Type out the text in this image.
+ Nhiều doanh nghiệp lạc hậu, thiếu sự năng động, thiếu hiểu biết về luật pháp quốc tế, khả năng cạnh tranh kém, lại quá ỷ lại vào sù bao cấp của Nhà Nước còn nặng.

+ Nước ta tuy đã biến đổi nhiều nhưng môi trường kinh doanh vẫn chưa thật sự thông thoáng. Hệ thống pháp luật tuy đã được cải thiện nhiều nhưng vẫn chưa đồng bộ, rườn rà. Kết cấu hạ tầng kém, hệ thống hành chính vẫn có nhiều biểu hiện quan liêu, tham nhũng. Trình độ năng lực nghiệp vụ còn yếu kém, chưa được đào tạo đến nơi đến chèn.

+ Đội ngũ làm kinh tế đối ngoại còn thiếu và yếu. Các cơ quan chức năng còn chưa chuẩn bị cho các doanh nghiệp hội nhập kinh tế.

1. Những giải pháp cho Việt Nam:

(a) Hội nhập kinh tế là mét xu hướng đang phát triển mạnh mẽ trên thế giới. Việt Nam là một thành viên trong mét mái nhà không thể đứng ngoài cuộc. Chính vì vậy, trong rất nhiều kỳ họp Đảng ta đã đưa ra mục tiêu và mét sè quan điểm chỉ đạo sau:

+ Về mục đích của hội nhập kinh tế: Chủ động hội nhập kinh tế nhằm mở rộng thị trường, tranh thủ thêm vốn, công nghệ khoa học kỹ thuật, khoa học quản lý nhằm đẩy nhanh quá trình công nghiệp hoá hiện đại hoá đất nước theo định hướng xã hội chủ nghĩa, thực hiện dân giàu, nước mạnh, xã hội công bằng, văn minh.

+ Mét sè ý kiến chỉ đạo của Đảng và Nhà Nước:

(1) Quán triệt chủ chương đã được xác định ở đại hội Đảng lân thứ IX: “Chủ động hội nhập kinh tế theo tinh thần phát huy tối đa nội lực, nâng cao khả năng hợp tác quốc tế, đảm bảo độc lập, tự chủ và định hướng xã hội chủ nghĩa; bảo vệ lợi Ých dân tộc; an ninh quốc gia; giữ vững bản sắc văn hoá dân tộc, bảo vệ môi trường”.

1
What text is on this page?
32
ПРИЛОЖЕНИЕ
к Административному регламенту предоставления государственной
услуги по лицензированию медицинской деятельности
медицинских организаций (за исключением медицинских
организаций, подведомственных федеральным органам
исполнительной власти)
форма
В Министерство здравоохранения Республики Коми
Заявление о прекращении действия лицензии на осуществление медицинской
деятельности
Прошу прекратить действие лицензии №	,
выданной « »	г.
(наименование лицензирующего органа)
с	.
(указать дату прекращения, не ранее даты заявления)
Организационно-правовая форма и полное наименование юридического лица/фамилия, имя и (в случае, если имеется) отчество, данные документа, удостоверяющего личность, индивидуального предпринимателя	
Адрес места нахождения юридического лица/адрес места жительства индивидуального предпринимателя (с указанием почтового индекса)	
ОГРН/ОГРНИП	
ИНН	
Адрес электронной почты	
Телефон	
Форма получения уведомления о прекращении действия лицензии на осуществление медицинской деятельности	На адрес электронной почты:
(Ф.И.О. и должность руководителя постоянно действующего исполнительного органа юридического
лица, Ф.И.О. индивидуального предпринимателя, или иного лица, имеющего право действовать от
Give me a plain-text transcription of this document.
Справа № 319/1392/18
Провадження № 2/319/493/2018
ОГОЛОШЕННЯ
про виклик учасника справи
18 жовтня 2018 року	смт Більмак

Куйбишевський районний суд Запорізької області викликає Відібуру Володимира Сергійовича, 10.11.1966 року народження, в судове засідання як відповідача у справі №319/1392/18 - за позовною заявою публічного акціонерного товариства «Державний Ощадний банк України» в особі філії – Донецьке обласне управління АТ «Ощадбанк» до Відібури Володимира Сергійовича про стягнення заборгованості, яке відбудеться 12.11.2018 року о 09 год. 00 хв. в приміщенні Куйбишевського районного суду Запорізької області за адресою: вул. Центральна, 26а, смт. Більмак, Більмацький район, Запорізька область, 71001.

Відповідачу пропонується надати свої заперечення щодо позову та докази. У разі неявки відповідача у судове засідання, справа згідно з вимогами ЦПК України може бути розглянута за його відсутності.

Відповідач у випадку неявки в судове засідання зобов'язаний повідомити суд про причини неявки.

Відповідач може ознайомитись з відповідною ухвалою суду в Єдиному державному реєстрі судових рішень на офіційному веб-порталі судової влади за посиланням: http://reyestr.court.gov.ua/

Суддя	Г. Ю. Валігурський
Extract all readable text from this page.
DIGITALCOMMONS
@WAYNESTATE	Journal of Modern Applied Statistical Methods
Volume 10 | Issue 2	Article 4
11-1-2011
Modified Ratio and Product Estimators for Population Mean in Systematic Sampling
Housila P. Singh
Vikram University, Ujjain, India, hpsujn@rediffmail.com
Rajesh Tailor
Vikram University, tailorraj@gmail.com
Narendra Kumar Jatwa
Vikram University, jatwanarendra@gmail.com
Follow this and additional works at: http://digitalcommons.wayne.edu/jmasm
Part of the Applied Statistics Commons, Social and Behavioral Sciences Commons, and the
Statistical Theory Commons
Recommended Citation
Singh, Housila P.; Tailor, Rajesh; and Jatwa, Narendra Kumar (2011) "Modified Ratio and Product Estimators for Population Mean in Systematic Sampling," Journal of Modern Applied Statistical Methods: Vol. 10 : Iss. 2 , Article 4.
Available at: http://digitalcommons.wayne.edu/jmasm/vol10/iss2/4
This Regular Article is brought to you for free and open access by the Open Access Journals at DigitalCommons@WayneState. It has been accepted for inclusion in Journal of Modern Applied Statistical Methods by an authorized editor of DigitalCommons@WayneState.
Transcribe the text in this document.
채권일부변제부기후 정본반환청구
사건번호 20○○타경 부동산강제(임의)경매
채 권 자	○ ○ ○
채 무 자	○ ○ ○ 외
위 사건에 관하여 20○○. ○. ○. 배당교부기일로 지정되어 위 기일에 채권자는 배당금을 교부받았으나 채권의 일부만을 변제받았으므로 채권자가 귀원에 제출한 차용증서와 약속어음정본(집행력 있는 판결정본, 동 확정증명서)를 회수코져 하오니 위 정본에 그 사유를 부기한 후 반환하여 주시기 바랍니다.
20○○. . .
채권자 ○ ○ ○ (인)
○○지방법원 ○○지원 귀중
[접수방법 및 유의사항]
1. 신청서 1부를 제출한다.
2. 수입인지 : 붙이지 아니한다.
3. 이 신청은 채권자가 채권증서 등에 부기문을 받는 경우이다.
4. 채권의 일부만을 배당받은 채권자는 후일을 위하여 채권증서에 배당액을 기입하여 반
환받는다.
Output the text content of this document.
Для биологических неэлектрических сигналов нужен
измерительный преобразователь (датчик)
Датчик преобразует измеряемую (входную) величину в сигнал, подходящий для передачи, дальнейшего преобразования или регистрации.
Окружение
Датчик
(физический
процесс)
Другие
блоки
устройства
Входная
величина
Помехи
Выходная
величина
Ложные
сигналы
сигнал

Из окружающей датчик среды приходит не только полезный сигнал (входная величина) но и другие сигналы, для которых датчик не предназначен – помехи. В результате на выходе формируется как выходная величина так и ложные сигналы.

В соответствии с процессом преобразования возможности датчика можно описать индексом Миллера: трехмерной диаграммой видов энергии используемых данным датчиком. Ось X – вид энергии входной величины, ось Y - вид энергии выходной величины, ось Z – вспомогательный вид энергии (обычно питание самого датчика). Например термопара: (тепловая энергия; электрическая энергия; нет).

- **WHAT TO DO**
Count every line bearing the word "Vikram"; report the total only.

- **TASK OUTPUT**
3